# start of SUPPLIED ENTRIES

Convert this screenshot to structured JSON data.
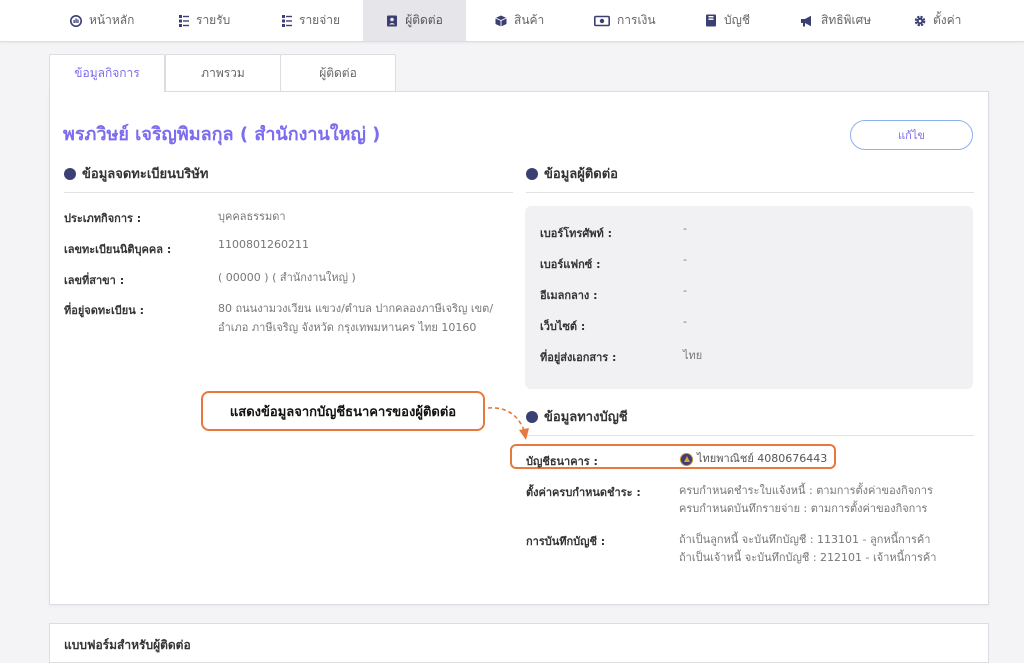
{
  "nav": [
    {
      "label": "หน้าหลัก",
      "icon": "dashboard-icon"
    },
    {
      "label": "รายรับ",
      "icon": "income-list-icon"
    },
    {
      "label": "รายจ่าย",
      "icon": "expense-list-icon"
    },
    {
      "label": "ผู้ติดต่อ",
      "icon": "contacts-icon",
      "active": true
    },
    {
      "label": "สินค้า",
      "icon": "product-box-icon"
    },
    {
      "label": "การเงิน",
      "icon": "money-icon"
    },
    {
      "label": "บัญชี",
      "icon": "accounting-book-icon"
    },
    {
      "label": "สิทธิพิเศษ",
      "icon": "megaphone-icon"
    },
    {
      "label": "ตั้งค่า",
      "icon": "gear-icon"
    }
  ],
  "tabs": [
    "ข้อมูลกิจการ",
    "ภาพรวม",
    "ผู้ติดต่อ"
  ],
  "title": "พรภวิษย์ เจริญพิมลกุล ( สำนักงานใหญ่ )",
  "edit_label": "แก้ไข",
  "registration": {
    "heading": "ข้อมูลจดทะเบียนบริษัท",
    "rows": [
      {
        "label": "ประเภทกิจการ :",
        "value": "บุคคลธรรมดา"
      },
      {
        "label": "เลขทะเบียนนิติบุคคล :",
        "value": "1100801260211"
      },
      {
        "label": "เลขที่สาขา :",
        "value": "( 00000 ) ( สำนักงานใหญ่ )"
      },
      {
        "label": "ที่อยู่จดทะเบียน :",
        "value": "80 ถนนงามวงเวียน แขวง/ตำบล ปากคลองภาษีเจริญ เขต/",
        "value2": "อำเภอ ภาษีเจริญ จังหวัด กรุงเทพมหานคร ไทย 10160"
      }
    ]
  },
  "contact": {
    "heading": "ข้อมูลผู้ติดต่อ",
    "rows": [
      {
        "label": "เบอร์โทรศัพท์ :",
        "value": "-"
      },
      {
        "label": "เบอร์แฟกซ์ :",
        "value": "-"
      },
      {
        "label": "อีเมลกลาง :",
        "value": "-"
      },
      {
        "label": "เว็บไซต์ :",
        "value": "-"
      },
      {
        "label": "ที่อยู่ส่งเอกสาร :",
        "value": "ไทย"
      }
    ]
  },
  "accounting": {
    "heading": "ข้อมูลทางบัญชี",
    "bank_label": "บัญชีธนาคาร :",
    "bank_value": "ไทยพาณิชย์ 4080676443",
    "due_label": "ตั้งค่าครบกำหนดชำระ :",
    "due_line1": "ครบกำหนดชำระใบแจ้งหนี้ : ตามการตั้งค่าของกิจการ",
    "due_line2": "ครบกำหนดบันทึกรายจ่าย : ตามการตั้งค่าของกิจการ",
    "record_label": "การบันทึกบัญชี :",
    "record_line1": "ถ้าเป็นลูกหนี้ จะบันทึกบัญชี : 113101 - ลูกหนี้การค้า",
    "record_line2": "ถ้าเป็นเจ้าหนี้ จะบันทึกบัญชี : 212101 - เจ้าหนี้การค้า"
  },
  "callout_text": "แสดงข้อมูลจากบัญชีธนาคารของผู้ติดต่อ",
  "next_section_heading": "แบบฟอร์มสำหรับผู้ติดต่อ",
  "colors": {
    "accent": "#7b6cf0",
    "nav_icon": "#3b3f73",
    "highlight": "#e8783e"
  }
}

# end of SUPPLIED ENTRIES

In the listing, find every line containing the word "าของก" and list it.

**REPLY:**
    "due_line1": "ครบกำหนดชำระใบแจ้งหนี้ : ตามการตั้งค่าของกิจการ",
    "due_line2": "ครบกำหนดบันทึกรายจ่าย : ตามการตั้งค่าของกิจการ",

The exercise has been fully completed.